WHAT THE TASK REQUIRES => Identify the lines that contain the string "Superb", then copy each of them.

** start EXTRACTED DATA **

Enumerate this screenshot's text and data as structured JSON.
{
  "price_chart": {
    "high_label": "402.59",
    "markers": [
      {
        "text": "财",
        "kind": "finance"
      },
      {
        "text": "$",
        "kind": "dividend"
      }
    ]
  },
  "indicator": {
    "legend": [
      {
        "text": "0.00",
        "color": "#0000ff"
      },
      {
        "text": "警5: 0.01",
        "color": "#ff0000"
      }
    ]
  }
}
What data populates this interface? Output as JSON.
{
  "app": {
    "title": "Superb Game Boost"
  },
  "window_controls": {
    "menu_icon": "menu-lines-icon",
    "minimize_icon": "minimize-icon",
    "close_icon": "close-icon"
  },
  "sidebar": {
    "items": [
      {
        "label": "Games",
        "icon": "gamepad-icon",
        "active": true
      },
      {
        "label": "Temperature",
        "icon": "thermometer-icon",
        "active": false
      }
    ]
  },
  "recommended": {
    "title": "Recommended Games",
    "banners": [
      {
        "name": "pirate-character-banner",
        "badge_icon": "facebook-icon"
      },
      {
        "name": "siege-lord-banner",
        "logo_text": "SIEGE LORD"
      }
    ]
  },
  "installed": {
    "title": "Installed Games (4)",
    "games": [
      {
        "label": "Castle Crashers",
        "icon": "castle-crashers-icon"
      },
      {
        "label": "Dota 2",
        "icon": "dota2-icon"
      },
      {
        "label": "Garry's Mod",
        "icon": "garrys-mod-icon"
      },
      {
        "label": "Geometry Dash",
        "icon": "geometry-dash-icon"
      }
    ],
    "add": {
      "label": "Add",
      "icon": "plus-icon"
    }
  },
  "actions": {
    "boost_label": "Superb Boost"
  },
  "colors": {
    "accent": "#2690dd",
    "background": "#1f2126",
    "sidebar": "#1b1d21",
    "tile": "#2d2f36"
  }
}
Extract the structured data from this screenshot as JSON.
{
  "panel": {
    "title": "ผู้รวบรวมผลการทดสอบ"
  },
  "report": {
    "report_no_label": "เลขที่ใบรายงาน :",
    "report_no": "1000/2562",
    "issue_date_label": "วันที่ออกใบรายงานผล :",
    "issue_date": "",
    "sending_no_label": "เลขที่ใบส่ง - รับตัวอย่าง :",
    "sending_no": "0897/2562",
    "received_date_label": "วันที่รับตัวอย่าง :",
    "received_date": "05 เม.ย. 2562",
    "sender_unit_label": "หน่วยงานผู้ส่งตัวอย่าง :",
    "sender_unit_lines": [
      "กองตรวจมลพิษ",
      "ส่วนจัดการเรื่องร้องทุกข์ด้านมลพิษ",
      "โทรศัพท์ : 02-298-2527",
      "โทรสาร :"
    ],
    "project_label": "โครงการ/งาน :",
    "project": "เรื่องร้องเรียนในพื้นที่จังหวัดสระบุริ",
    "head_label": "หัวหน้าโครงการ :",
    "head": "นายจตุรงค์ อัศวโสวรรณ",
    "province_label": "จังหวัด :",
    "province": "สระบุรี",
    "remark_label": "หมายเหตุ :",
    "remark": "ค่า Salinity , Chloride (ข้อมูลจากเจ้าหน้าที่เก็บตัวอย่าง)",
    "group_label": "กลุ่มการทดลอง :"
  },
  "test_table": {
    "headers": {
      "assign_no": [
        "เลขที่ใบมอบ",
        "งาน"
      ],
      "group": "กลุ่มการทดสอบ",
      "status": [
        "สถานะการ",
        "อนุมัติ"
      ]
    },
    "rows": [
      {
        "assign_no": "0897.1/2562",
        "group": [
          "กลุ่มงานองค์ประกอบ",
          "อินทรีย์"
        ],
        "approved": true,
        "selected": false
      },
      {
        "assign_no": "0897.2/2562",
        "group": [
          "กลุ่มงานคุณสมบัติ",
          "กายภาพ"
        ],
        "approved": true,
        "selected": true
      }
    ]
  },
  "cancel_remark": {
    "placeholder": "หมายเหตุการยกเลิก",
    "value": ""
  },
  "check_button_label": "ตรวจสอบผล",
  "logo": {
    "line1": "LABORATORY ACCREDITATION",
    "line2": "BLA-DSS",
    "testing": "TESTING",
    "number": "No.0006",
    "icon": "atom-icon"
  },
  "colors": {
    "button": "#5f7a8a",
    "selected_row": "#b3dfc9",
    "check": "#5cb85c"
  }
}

** end EXTRACTED DATA **

OUTPUT FOR THIS EXERCISE =>
    "title": "Superb Game Boost"
    "boost_label": "Superb Boost"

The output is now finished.